Collected data:
○ ○ ○ ○ ○ ○ ○

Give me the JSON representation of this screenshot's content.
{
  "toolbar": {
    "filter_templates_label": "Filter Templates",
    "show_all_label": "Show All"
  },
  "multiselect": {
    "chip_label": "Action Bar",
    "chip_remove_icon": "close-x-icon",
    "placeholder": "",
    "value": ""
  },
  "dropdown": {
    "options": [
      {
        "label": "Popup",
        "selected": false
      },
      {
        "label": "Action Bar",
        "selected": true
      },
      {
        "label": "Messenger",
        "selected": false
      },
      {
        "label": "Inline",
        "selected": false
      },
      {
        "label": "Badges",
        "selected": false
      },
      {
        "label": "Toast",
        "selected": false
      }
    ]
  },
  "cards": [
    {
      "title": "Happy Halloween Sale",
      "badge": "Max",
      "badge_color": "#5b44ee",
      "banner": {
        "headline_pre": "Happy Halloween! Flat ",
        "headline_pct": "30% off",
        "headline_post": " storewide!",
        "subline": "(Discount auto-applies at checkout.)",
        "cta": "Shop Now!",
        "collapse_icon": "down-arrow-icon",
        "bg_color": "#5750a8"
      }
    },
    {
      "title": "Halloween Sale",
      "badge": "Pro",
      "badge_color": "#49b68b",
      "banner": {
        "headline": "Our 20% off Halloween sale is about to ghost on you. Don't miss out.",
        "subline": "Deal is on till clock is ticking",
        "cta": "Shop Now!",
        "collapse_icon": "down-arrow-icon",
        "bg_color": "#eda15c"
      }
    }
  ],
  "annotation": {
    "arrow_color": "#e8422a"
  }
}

○ ○ ○ ○ ○ ○ ○

*GIVEN PROBLEM:* Repeat every line of the material exactly as given.

*EXERCISE OUTPUT:*
Give me the JSON representation of this screenshot's content.
{
  "toolbar": {
    "filter_templates_label": "Filter Templates",
    "show_all_label": "Show All"
  },
  "multiselect": {
    "chip_label": "Action Bar",
    "chip_remove_icon": "close-x-icon",
    "placeholder": "",
    "value": ""
  },
  "dropdown": {
    "options": [
      {
        "label": "Popup",
        "selected": false
      },
      {
        "label": "Action Bar",
        "selected": true
      },
      {
        "label": "Messenger",
        "selected": false
      },
      {
        "label": "Inline",
        "selected": false
      },
      {
        "label": "Badges",
        "selected": false
      },
      {
        "label": "Toast",
        "selected": false
      }
    ]
  },
  "cards": [
    {
      "title": "Happy Halloween Sale",
      "badge": "Max",
      "badge_color": "#5b44ee",
      "banner": {
        "headline_pre": "Happy Halloween! Flat ",
        "headline_pct": "30% off",
        "headline_post": " storewide!",
        "subline": "(Discount auto-applies at checkout.)",
        "cta": "Shop Now!",
        "collapse_icon": "down-arrow-icon",
        "bg_color": "#5750a8"
      }
    },
    {
      "title": "Halloween Sale",
      "badge": "Pro",
      "badge_color": "#49b68b",
      "banner": {
        "headline": "Our 20% off Halloween sale is about to ghost on you. Don't miss out.",
        "subline": "Deal is on till clock is ticking",
        "cta": "Shop Now!",
        "collapse_icon": "down-arrow-icon",
        "bg_color": "#eda15c"
      }
    }
  ],
  "annotation": {
    "arrow_color": "#e8422a"
  }
}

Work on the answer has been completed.